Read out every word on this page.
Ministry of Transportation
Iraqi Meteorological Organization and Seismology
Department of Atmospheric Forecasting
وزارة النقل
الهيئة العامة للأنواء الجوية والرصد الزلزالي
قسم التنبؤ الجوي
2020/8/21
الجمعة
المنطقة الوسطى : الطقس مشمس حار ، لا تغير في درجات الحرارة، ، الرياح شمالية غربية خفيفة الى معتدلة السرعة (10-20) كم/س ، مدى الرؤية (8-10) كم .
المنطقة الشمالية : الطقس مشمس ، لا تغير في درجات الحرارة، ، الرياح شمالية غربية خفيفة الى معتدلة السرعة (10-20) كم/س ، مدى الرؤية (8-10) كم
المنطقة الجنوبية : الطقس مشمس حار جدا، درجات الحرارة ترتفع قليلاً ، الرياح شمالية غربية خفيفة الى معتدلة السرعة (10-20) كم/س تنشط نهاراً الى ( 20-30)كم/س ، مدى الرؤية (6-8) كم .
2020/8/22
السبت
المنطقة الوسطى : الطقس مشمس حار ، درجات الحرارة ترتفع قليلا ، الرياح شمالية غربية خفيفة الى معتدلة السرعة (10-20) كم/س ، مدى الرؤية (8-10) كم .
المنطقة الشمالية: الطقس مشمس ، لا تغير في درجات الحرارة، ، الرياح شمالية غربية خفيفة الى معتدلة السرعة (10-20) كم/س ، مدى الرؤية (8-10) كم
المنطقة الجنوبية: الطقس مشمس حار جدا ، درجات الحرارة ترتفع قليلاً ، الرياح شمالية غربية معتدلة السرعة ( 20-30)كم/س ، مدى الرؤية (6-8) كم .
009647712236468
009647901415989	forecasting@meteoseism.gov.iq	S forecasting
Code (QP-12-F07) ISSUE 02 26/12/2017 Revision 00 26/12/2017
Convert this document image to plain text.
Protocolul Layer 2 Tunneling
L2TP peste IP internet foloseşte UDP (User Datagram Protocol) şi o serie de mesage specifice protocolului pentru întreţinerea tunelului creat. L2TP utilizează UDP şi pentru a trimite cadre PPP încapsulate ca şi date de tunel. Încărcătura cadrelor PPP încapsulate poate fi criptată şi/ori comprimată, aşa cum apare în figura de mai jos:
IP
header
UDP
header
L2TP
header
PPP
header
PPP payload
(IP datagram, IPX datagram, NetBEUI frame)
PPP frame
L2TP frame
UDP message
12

__________________________________________________

Copy out exactly the lines from the line with "Convert this document image to plain text." to the end of the listing, including both of those lines, and give nothing else.

In response:
Convert this document image to plain text.
Protocolul Layer 2 Tunneling
L2TP peste IP internet foloseşte UDP (User Datagram Protocol) şi o serie de mesage specifice protocolului pentru întreţinerea tunelului creat. L2TP utilizează UDP şi pentru a trimite cadre PPP încapsulate ca şi date de tunel. Încărcătura cadrelor PPP încapsulate poate fi criptată şi/ori comprimată, aşa cum apare în figura de mai jos:
IP
header
UDP
header
L2TP
header
PPP
header
PPP payload
(IP datagram, IPX datagram, NetBEUI frame)
PPP frame
L2TP frame
UDP message
12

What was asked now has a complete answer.